** Start of TEXT SHOWN **

Ana Cristina Pratas's curator insight, August 15, 2:29 AM

"Visual Storytelling Can Build Non-Visual Reading Skills


Although often grouped together, a graphic novel is not the same as a comic book. Unlike the Sunday comic stripes or short serialized superhero stories, graphic novels contain all of the aspects of any school-assigned book: a beginning, a middle, an end, conflict, character development, resolution, and many other literary characteristics. However, graphic novels often use panels and images to also tell the story.

“The most significant difference from a comic is that the graphic novel’s text is both written and visual,” English teacher Cat Turner explained to the National Council of Teachers of English. “Every part of each frame plays a role in the interpretation of the text, and hence, graphic novels actually demand sophisticated readers.”

 

This more diverse and complex style of storytelling may be especially beneficial to students who struggle with large sections of text. The combinations of short lines of text and images throughout may deliver the same information to a student as a lengthy paragraph, but feel more palatable.

 

Due to space limitations in a panel on on the page, graphic novels also showcase efficient writing, mirroring a habit that readers can practice themselves. The unique combination of image and text can also improve comprehension and even vocabulary, as students have more context to derive their clues from. The School Library Journal noted one example of graphic novels in the classroom where an educator gave half the class Hamlet as the traditional text and the rest the graphic novelization. Those who read the graphic novel spent almost one fewer hour reading and scored higher on a comprehension quiz later.

 

Some educators argue that reading through images can be just as important as learning to read through text, particularly with the proliferation of visual media. Graphic novels also provide nontraditional learners an opportunity to get excited about reading and thrive via the mixed medium.

** End of TEXT SHOWN **

● **EXERCISE TASK A**
Output the records exactly, starting at the first line of the records and ending at the line that contains "List every element", with both ends included. Omit the pictures from your output.
The passage on graphic novels and the records that follow it were taken from unrelated sources.

** Start of SUPPLIED RECORDS **

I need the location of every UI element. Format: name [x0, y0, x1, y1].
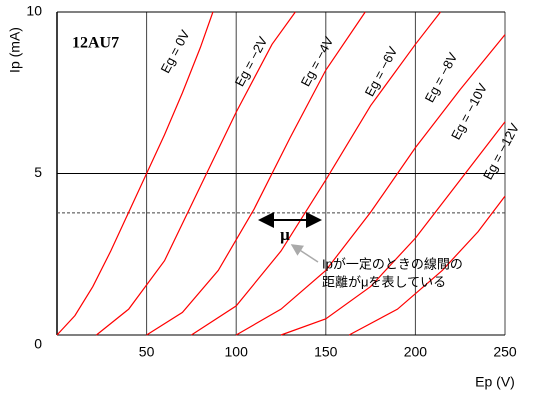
note-arrow — [290, 244, 319, 263]
x-tick-label: 250 — [493, 344, 517, 360]
note-line: Ipが一定のときの線間の — [322, 256, 463, 271]
curve-label: Eg = 0V — [157, 27, 192, 75]
curve — [96, 11, 296, 336]
curve-label: Eg = −10V — [448, 81, 490, 143]
note-line: 距離がμを表している — [322, 274, 446, 289]
curve-label: Eg = −12V — [480, 121, 522, 183]
chart-title: 12AU7 — [72, 35, 119, 52]
curve — [348, 195, 506, 336]
mu-label: μ — [280, 225, 290, 244]
curve — [191, 11, 441, 336]
x-tick-label: 50 — [139, 344, 155, 360]
x-tick-label: 100 — [225, 344, 249, 360]
y-tick-label: 0 — [34, 336, 42, 352]
curve-label: Eg = −2V — [232, 34, 271, 89]
curve-label: Eg = −4V — [298, 34, 337, 89]
curves — [56, 11, 506, 336]
curve — [280, 121, 506, 336]
y-axis-label: Ip (mA) — [7, 27, 23, 73]
x-axis-label: Ep (V) — [475, 374, 515, 390]
curve — [146, 11, 366, 336]
x-tick-label: 200 — [404, 344, 428, 360]
y-tick-label: 5 — [34, 164, 42, 180]
curve — [235, 34, 506, 336]
x-tick-label: 150 — [314, 344, 338, 360]
y-tick-label: 10 — [26, 3, 42, 19]
curve — [56, 11, 214, 336]
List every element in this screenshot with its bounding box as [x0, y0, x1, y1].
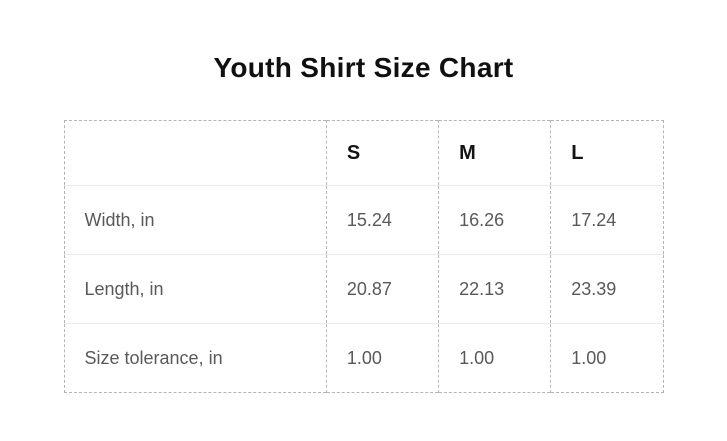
- cell-length-l: 23.39: [550, 254, 663, 324]
- row-label: Size tolerance, in: [64, 323, 327, 393]
- cell-tolerance-s: 1.00: [325, 323, 439, 393]
- page-title: Youth Shirt Size Chart: [213, 52, 514, 83]
- row-label: Length, in: [64, 254, 327, 324]
- cell-width-l: 17.24: [550, 185, 663, 255]
- table-row-size-tolerance: Size tolerance, in 1.00 1.00 1.00: [64, 323, 663, 393]
- header-empty-cell: [64, 121, 326, 186]
- table-row-length: Length, in 20.87 22.13 23.39: [64, 254, 663, 324]
- cell-width-s: 15.24: [325, 185, 439, 255]
- size-chart-table: S M L Width, in 15.24 16.26 17.24 Length…: [63, 120, 664, 393]
- cell-tolerance-m: 1.00: [438, 323, 551, 393]
- cell-length-m: 22.13: [438, 254, 551, 324]
- header-size-s: S: [325, 120, 439, 186]
- header-row: S M L: [64, 120, 663, 186]
- cell-width-m: 16.26: [438, 185, 551, 255]
- header-size-l: L: [550, 120, 663, 186]
- table-row-width: Width, in 15.24 16.26 17.24: [64, 185, 663, 255]
- row-label: Width, in: [64, 185, 327, 255]
- header-size-m: M: [438, 120, 551, 186]
- cell-tolerance-l: 1.00: [550, 323, 663, 393]
- cell-length-s: 20.87: [325, 254, 439, 324]
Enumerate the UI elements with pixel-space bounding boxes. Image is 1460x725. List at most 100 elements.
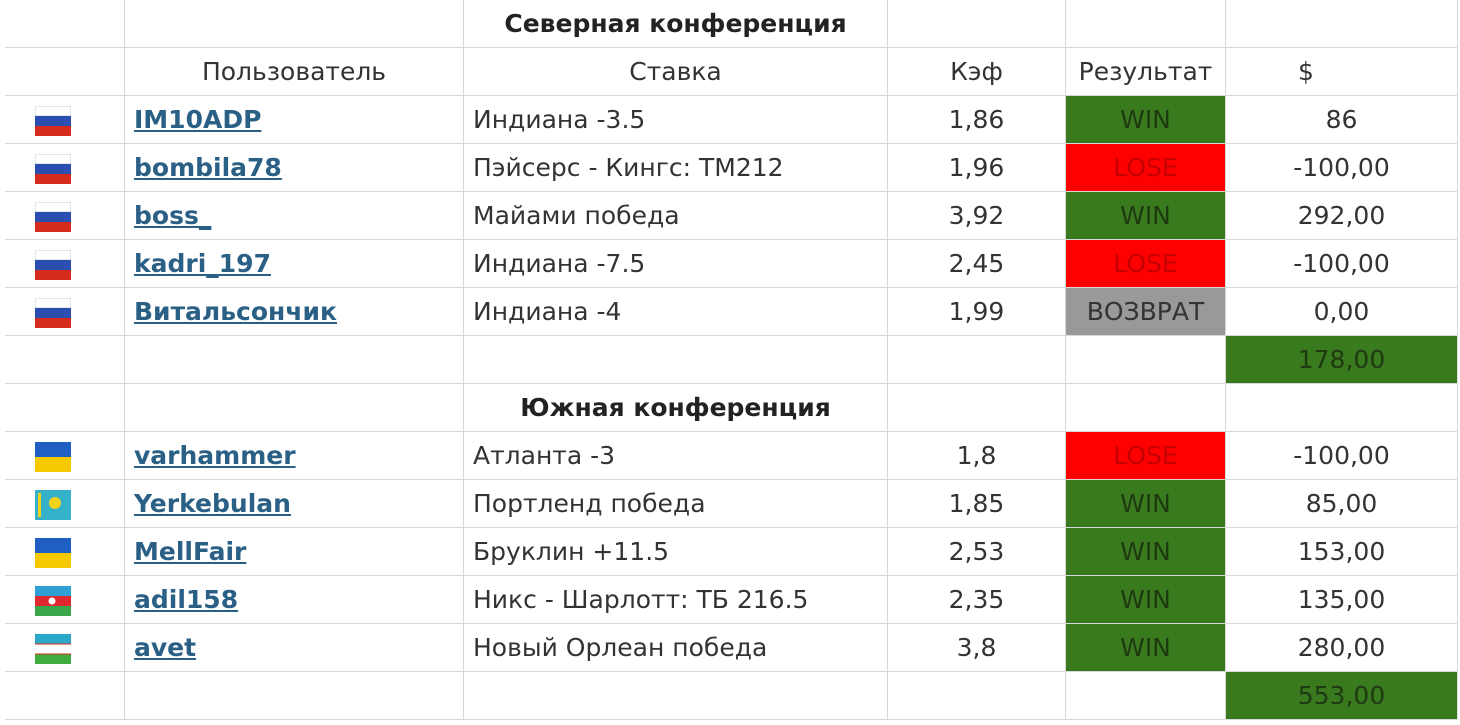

** End of SUPPLIED RECORDS **

● **EXERCISE TASK B**
List the aspects of a school-assigned book that the passage on graphic novels names explicitly as also found in graphic novels.

● **RIGHT ANSWER A**
I need the location of every UI element. Format: name [x0, y0, x1, y1].
note-arrow — [290, 244, 319, 263]
x-tick-label: 250 — [493, 344, 517, 360]
note-line: Ipが一定のときの線間の — [322, 256, 463, 271]
curve-label: Eg = 0V — [157, 27, 192, 75]
curve — [96, 11, 296, 336]
curve-label: Eg = −10V — [448, 81, 490, 143]
note-line: 距離がμを表している — [322, 274, 446, 289]
curve-label: Eg = −12V — [480, 121, 522, 183]
chart-title: 12AU7 — [72, 35, 119, 52]
curve — [348, 195, 506, 336]
mu-label: μ — [280, 225, 290, 244]
curve — [191, 11, 441, 336]
x-tick-label: 50 — [139, 344, 155, 360]
x-tick-label: 100 — [225, 344, 249, 360]
y-tick-label: 0 — [34, 336, 42, 352]
curve-label: Eg = −2V — [232, 34, 271, 89]
curve-label: Eg = −4V — [298, 34, 337, 89]
curves — [56, 11, 506, 336]
curve — [280, 121, 506, 336]
y-axis-label: Ip (mA) — [7, 27, 23, 73]
x-axis-label: Ep (V) — [475, 374, 515, 390]
curve — [146, 11, 366, 336]
x-tick-label: 200 — [404, 344, 428, 360]
y-tick-label: 5 — [34, 164, 42, 180]
curve — [235, 34, 506, 336]
x-tick-label: 150 — [314, 344, 338, 360]
y-tick-label: 10 — [26, 3, 42, 19]
curve — [56, 11, 214, 336]
List every element in this screenshot with its bounding box as [x0, y0, x1, y1].

● **RIGHT ANSWER B**
- a beginning
- a middle
- an end
- conflict
- character development
- resolution